What the task requires: Below are records; state how many of their lines hold the word "screenshot", and give only the figure.

Some records:

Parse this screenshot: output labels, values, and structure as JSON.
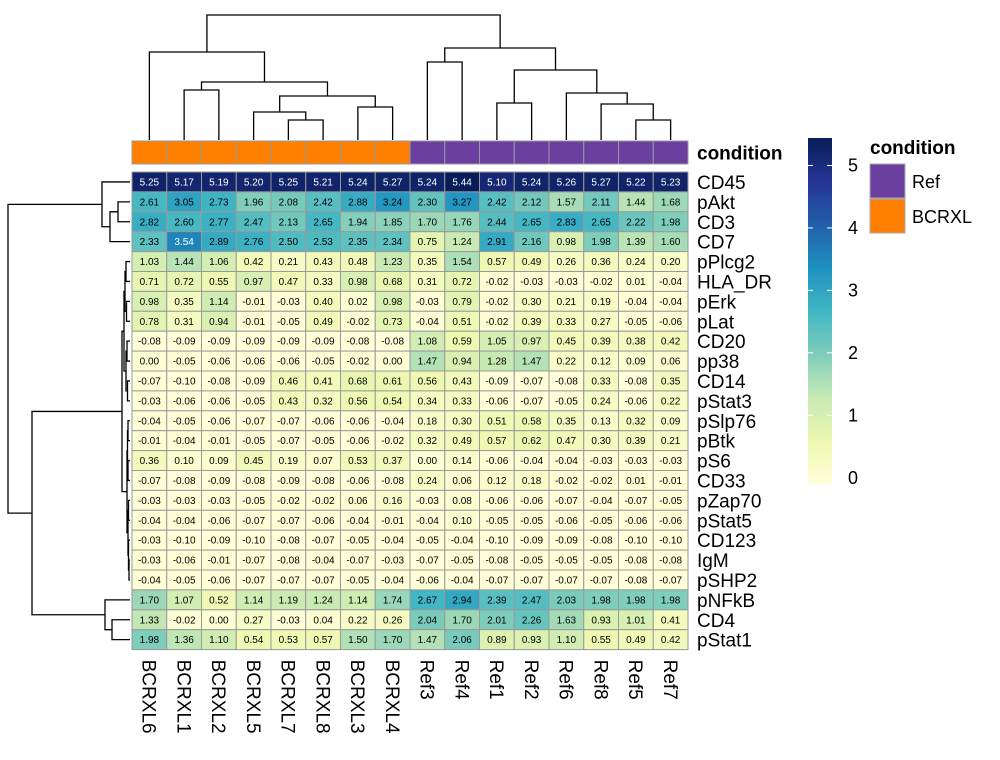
{
  "chart_data": {
    "type": "heatmap",
    "columns": [
      "BCRXL6",
      "BCRXL1",
      "BCRXL2",
      "BCRXL5",
      "BCRXL7",
      "BCRXL8",
      "BCRXL3",
      "BCRXL4",
      "Ref3",
      "Ref4",
      "Ref1",
      "Ref2",
      "Ref6",
      "Ref8",
      "Ref5",
      "Ref7"
    ],
    "column_condition": [
      "BCRXL",
      "BCRXL",
      "BCRXL",
      "BCRXL",
      "BCRXL",
      "BCRXL",
      "BCRXL",
      "BCRXL",
      "Ref",
      "Ref",
      "Ref",
      "Ref",
      "Ref",
      "Ref",
      "Ref",
      "Ref"
    ],
    "rows": [
      "CD45",
      "pAkt",
      "CD3",
      "CD7",
      "pPlcg2",
      "HLA_DR",
      "pErk",
      "pLat",
      "CD20",
      "pp38",
      "CD14",
      "pStat3",
      "pSlp76",
      "pBtk",
      "pS6",
      "CD33",
      "pZap70",
      "pStat5",
      "CD123",
      "IgM",
      "pSHP2",
      "pNFkB",
      "CD4",
      "pStat1"
    ],
    "values": [
      [
        5.25,
        5.17,
        5.19,
        5.2,
        5.25,
        5.21,
        5.24,
        5.27,
        5.24,
        5.44,
        5.1,
        5.24,
        5.26,
        5.27,
        5.22,
        5.23
      ],
      [
        2.61,
        3.05,
        2.73,
        1.96,
        2.08,
        2.42,
        2.88,
        3.24,
        2.3,
        3.27,
        2.42,
        2.12,
        1.57,
        2.11,
        1.44,
        1.68
      ],
      [
        2.82,
        2.6,
        2.77,
        2.47,
        2.13,
        2.65,
        1.94,
        1.85,
        1.7,
        1.76,
        2.44,
        2.65,
        2.83,
        2.65,
        2.22,
        1.98
      ],
      [
        2.33,
        3.54,
        2.89,
        2.76,
        2.5,
        2.53,
        2.35,
        2.34,
        0.75,
        1.24,
        2.91,
        2.16,
        0.98,
        1.98,
        1.39,
        1.6
      ],
      [
        1.03,
        1.44,
        1.06,
        0.42,
        0.21,
        0.43,
        0.48,
        1.23,
        0.35,
        1.54,
        0.57,
        0.49,
        0.26,
        0.36,
        0.24,
        0.2
      ],
      [
        0.71,
        0.72,
        0.55,
        0.97,
        0.47,
        0.33,
        0.98,
        0.68,
        0.31,
        0.72,
        -0.02,
        -0.03,
        -0.03,
        -0.02,
        0.01,
        -0.04
      ],
      [
        0.98,
        0.35,
        1.14,
        -0.01,
        -0.03,
        0.4,
        0.02,
        0.98,
        -0.03,
        0.79,
        -0.02,
        0.3,
        0.21,
        0.19,
        -0.04,
        -0.04
      ],
      [
        0.78,
        0.31,
        0.94,
        -0.01,
        -0.05,
        0.49,
        -0.02,
        0.73,
        -0.04,
        0.51,
        -0.02,
        0.39,
        0.33,
        0.27,
        -0.05,
        -0.06
      ],
      [
        -0.08,
        -0.09,
        -0.09,
        -0.09,
        -0.09,
        -0.09,
        -0.08,
        -0.08,
        1.08,
        0.59,
        1.05,
        0.97,
        0.45,
        0.39,
        0.38,
        0.42
      ],
      [
        -0.0,
        -0.05,
        -0.06,
        -0.06,
        -0.06,
        -0.05,
        -0.02,
        -0.0,
        1.47,
        0.94,
        1.28,
        1.47,
        0.22,
        0.12,
        0.09,
        0.06
      ],
      [
        -0.07,
        -0.1,
        -0.08,
        -0.09,
        0.46,
        0.41,
        0.68,
        0.61,
        0.56,
        0.43,
        -0.09,
        -0.07,
        -0.08,
        0.33,
        -0.08,
        0.35
      ],
      [
        -0.03,
        -0.06,
        -0.06,
        -0.05,
        0.43,
        0.32,
        0.56,
        0.54,
        0.34,
        0.33,
        -0.06,
        -0.07,
        -0.05,
        0.24,
        -0.06,
        0.22
      ],
      [
        -0.04,
        -0.05,
        -0.06,
        -0.07,
        -0.07,
        -0.06,
        -0.06,
        -0.04,
        0.18,
        0.3,
        0.51,
        0.58,
        0.35,
        0.13,
        0.32,
        0.09
      ],
      [
        -0.01,
        -0.04,
        -0.01,
        -0.05,
        -0.07,
        -0.05,
        -0.06,
        -0.02,
        0.32,
        0.49,
        0.57,
        0.62,
        0.47,
        0.3,
        0.39,
        0.21
      ],
      [
        0.36,
        0.1,
        0.09,
        0.45,
        0.19,
        0.07,
        0.53,
        0.37,
        -0.0,
        0.14,
        -0.06,
        -0.04,
        -0.04,
        -0.03,
        -0.03,
        -0.03
      ],
      [
        -0.07,
        -0.08,
        -0.09,
        -0.08,
        -0.09,
        -0.08,
        -0.06,
        -0.08,
        0.24,
        0.06,
        0.12,
        0.18,
        -0.02,
        -0.02,
        0.01,
        -0.01
      ],
      [
        -0.03,
        -0.03,
        -0.03,
        -0.05,
        -0.02,
        -0.02,
        0.06,
        0.16,
        -0.03,
        0.08,
        -0.06,
        -0.06,
        -0.07,
        -0.04,
        -0.07,
        -0.05
      ],
      [
        -0.04,
        -0.04,
        -0.06,
        -0.07,
        -0.07,
        -0.06,
        -0.04,
        -0.01,
        -0.04,
        0.1,
        -0.05,
        -0.05,
        -0.06,
        -0.05,
        -0.06,
        -0.06
      ],
      [
        -0.03,
        -0.1,
        -0.09,
        -0.1,
        -0.08,
        -0.07,
        -0.05,
        -0.04,
        -0.05,
        -0.04,
        -0.1,
        -0.09,
        -0.09,
        -0.08,
        -0.1,
        -0.1
      ],
      [
        -0.03,
        -0.06,
        -0.01,
        -0.07,
        -0.08,
        -0.04,
        -0.07,
        -0.03,
        -0.07,
        -0.05,
        -0.08,
        -0.05,
        -0.05,
        -0.05,
        -0.08,
        -0.08
      ],
      [
        -0.04,
        -0.05,
        -0.06,
        -0.07,
        -0.07,
        -0.07,
        -0.05,
        -0.04,
        -0.06,
        -0.04,
        -0.07,
        -0.07,
        -0.07,
        -0.07,
        -0.08,
        -0.07
      ],
      [
        1.7,
        1.07,
        0.52,
        1.14,
        1.19,
        1.24,
        1.14,
        1.74,
        2.67,
        2.94,
        2.39,
        2.47,
        2.03,
        1.98,
        1.98,
        1.98
      ],
      [
        1.33,
        -0.02,
        -0.0,
        0.27,
        -0.03,
        0.04,
        0.22,
        0.26,
        2.04,
        1.7,
        2.01,
        2.26,
        1.63,
        0.93,
        1.01,
        0.41
      ],
      [
        1.98,
        1.36,
        1.1,
        0.54,
        0.53,
        0.57,
        1.5,
        1.7,
        1.47,
        2.06,
        0.89,
        0.93,
        1.1,
        0.55,
        0.49,
        0.42
      ]
    ],
    "annotation_title": "condition",
    "annotation_colors": {
      "Ref": "#6b3fa0",
      "BCRXL": "#ff7f00"
    },
    "legend_condition": {
      "title": "condition",
      "entries": [
        {
          "label": "Ref",
          "color": "#6b3fa0"
        },
        {
          "label": "BCRXL",
          "color": "#ff7f00"
        }
      ]
    },
    "colorbar": {
      "range": [
        -0.1,
        5.44
      ],
      "ticks": [
        0,
        1,
        2,
        3,
        4,
        5
      ],
      "stops": [
        "#ffffd9",
        "#edf8b1",
        "#c7e9b4",
        "#7fcdbb",
        "#41b6c4",
        "#1d91c0",
        "#225ea8",
        "#253494",
        "#081d58"
      ]
    },
    "cell_border_color": "#999999"
  }
}
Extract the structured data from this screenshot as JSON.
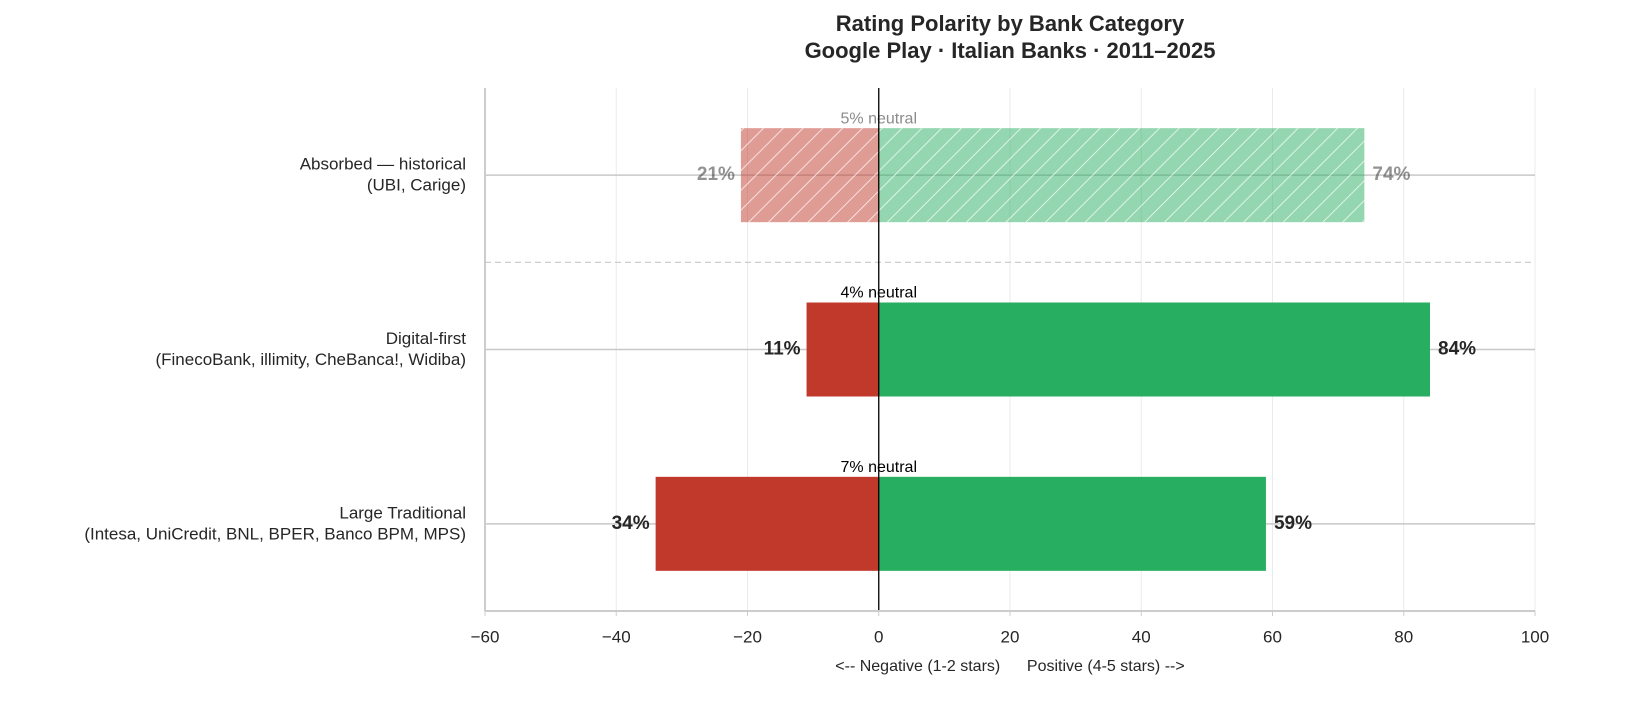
{
  "chart_data": {
    "type": "diverging-bar",
    "title": "Rating Polarity by Bank Category",
    "subtitle": "Google Play · Italian Banks · 2011–2025",
    "x_label": "<-- Negative (1-2 stars)      Positive (4-5 stars) -->",
    "categories": [
      [
        "Large Traditional",
        "(Intesa, UniCredit, BNL, BPER, Banco BPM, MPS)"
      ],
      [
        "Digital-first",
        "(FinecoBank, illimity, CheBanca!, Widiba)"
      ],
      [
        "Absorbed — historical",
        "(UBI, Carige)"
      ]
    ],
    "series": [
      {
        "name": "Negative (1-2 stars)",
        "color": "#c0392b",
        "values": [
          -34,
          -11,
          -21
        ],
        "value_labels": [
          "34%",
          "11%",
          "21%"
        ]
      },
      {
        "name": "Positive (4-5 stars)",
        "color": "#27ae60",
        "values": [
          59,
          84,
          74
        ],
        "value_labels": [
          "59%",
          "84%",
          "74%"
        ]
      }
    ],
    "annotations": [
      "7% neutral",
      "4% neutral",
      "5% neutral"
    ],
    "hatched": [
      false,
      false,
      true
    ],
    "xlim": [
      -60,
      100
    ],
    "xticks": [
      {
        "value": -60,
        "label": "−60"
      },
      {
        "value": -40,
        "label": "−40"
      },
      {
        "value": -20,
        "label": "−20"
      },
      0,
      20,
      40,
      60,
      80,
      100
    ],
    "grid": true
  }
}
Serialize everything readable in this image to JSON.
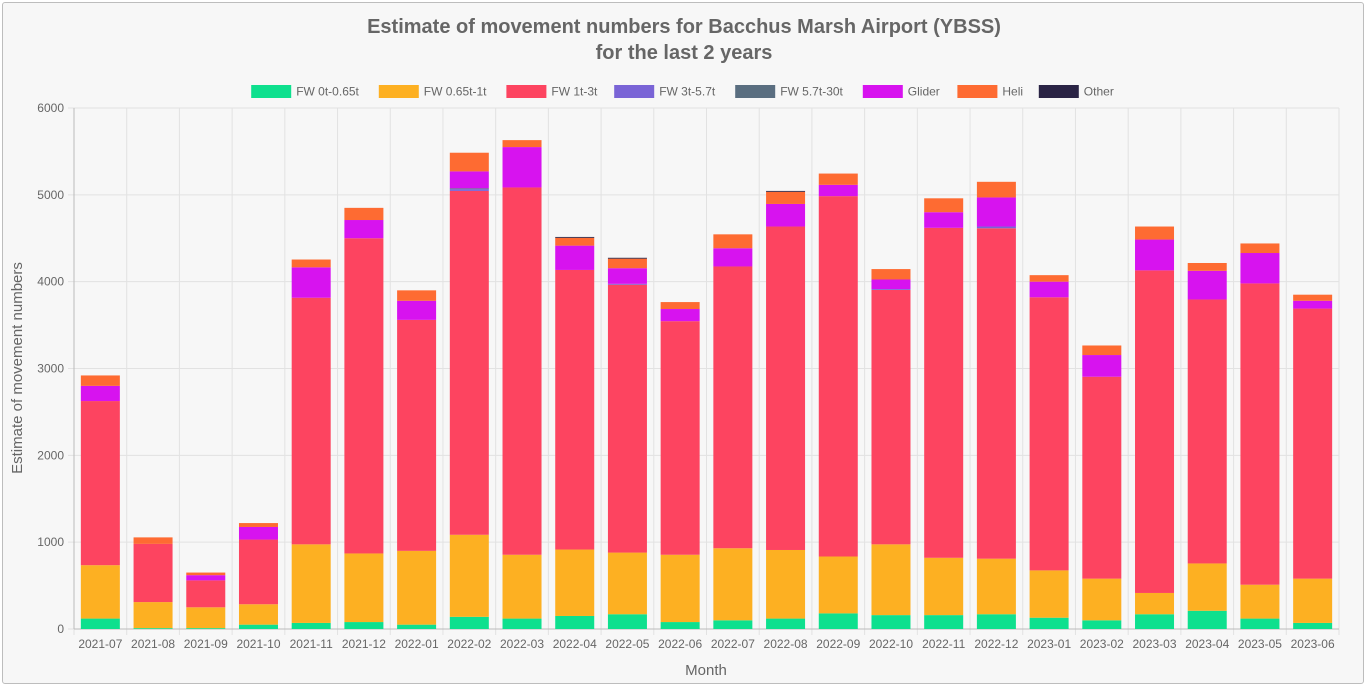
{
  "chart_data": {
    "type": "bar",
    "stacked": true,
    "title": [
      "Estimate of movement numbers for Bacchus Marsh Airport (YBSS)",
      "for the last 2 years"
    ],
    "xlabel": "Month",
    "ylabel": "Estimate of movement numbers",
    "ylim": [
      0,
      6000
    ],
    "yticks": [
      "0",
      "1000",
      "2000",
      "3000",
      "4000",
      "5000",
      "6000"
    ],
    "legend_position": "top",
    "grid": true,
    "categories": [
      "2021-07",
      "2021-08",
      "2021-09",
      "2021-10",
      "2021-11",
      "2021-12",
      "2022-01",
      "2022-02",
      "2022-03",
      "2022-04",
      "2022-05",
      "2022-06",
      "2022-07",
      "2022-08",
      "2022-09",
      "2022-10",
      "2022-11",
      "2022-12",
      "2023-01",
      "2023-02",
      "2023-03",
      "2023-04",
      "2023-05",
      "2023-06"
    ],
    "series": [
      {
        "name": "FW 0t-0.65t",
        "color": "#0ee08e",
        "values": [
          120,
          10,
          10,
          50,
          70,
          80,
          50,
          140,
          120,
          150,
          170,
          80,
          100,
          120,
          180,
          160,
          160,
          170,
          130,
          100,
          170,
          210,
          120,
          70
        ]
      },
      {
        "name": "FW 0.65t-1t",
        "color": "#fdb022",
        "values": [
          615,
          300,
          240,
          235,
          905,
          790,
          850,
          945,
          735,
          765,
          710,
          775,
          830,
          790,
          655,
          815,
          660,
          640,
          545,
          480,
          245,
          545,
          390,
          510
        ]
      },
      {
        "name": "FW 1t-3t",
        "color": "#fd4460",
        "values": [
          1890,
          670,
          310,
          745,
          2840,
          3630,
          2660,
          3960,
          4230,
          3220,
          3085,
          2690,
          3245,
          3725,
          4150,
          2930,
          3800,
          3805,
          3145,
          2325,
          3715,
          3040,
          3470,
          3110
        ]
      },
      {
        "name": "FW 3t-5.7t",
        "color": "#7a64d6",
        "values": [
          0,
          0,
          0,
          0,
          0,
          0,
          0,
          20,
          0,
          0,
          10,
          0,
          0,
          0,
          0,
          10,
          0,
          20,
          0,
          0,
          0,
          0,
          0,
          0
        ]
      },
      {
        "name": "FW 5.7t-30t",
        "color": "#5a6e80",
        "values": [
          0,
          0,
          0,
          0,
          0,
          0,
          0,
          10,
          0,
          0,
          0,
          0,
          0,
          0,
          0,
          0,
          0,
          0,
          0,
          0,
          0,
          0,
          0,
          0
        ]
      },
      {
        "name": "Glider",
        "color": "#d713ef",
        "values": [
          175,
          0,
          60,
          145,
          350,
          210,
          220,
          195,
          465,
          280,
          180,
          140,
          210,
          260,
          130,
          110,
          180,
          335,
          180,
          250,
          355,
          330,
          350,
          90
        ]
      },
      {
        "name": "Heli",
        "color": "#fe6b32",
        "values": [
          120,
          75,
          30,
          45,
          90,
          140,
          120,
          215,
          80,
          90,
          110,
          80,
          160,
          140,
          130,
          120,
          160,
          180,
          75,
          110,
          150,
          90,
          110,
          70
        ]
      },
      {
        "name": "Other",
        "color": "#2a2445",
        "values": [
          0,
          0,
          0,
          0,
          0,
          0,
          0,
          0,
          0,
          10,
          10,
          0,
          0,
          10,
          0,
          0,
          0,
          0,
          0,
          0,
          0,
          0,
          0,
          0
        ]
      }
    ]
  }
}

Exercise output: 2